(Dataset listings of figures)
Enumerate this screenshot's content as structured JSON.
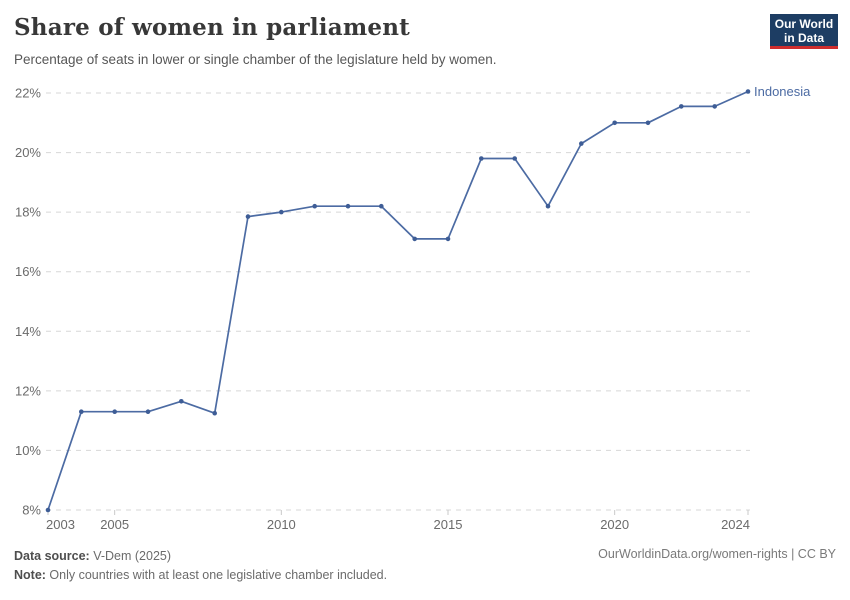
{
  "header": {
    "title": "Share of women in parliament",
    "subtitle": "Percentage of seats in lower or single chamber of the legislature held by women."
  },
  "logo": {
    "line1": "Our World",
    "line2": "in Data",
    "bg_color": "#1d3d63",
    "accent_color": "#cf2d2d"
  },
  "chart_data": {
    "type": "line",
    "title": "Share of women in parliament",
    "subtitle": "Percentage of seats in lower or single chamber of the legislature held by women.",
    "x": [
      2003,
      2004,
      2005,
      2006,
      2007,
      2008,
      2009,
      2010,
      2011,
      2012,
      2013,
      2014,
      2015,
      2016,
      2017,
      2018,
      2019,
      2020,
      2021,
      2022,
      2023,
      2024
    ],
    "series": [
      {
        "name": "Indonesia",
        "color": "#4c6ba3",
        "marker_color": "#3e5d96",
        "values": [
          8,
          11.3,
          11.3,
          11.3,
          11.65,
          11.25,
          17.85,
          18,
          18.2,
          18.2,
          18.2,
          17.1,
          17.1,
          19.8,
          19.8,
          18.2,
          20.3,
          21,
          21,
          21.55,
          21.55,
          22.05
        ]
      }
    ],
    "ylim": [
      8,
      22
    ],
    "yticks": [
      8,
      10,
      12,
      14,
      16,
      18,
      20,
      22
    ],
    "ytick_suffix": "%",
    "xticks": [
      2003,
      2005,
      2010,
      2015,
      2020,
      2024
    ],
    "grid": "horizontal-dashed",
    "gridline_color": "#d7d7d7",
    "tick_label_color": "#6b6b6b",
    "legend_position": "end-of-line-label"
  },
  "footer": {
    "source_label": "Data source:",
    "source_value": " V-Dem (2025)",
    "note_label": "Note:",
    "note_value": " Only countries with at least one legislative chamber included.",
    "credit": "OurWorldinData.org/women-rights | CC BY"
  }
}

Exercise: The entries above should be reproduced exactly, without their pictures.

Expected output:
Enumerate this screenshot's content as structured JSON.
{
  "header": {
    "title": "Share of women in parliament",
    "subtitle": "Percentage of seats in lower or single chamber of the legislature held by women."
  },
  "logo": {
    "line1": "Our World",
    "line2": "in Data",
    "bg_color": "#1d3d63",
    "accent_color": "#cf2d2d"
  },
  "chart_data": {
    "type": "line",
    "title": "Share of women in parliament",
    "subtitle": "Percentage of seats in lower or single chamber of the legislature held by women.",
    "x": [
      2003,
      2004,
      2005,
      2006,
      2007,
      2008,
      2009,
      2010,
      2011,
      2012,
      2013,
      2014,
      2015,
      2016,
      2017,
      2018,
      2019,
      2020,
      2021,
      2022,
      2023,
      2024
    ],
    "series": [
      {
        "name": "Indonesia",
        "color": "#4c6ba3",
        "marker_color": "#3e5d96",
        "values": [
          8,
          11.3,
          11.3,
          11.3,
          11.65,
          11.25,
          17.85,
          18,
          18.2,
          18.2,
          18.2,
          17.1,
          17.1,
          19.8,
          19.8,
          18.2,
          20.3,
          21,
          21,
          21.55,
          21.55,
          22.05
        ]
      }
    ],
    "ylim": [
      8,
      22
    ],
    "yticks": [
      8,
      10,
      12,
      14,
      16,
      18,
      20,
      22
    ],
    "ytick_suffix": "%",
    "xticks": [
      2003,
      2005,
      2010,
      2015,
      2020,
      2024
    ],
    "grid": "horizontal-dashed",
    "gridline_color": "#d7d7d7",
    "tick_label_color": "#6b6b6b",
    "legend_position": "end-of-line-label"
  },
  "footer": {
    "source_label": "Data source:",
    "source_value": " V-Dem (2025)",
    "note_label": "Note:",
    "note_value": " Only countries with at least one legislative chamber included.",
    "credit": "OurWorldinData.org/women-rights | CC BY"
  }
}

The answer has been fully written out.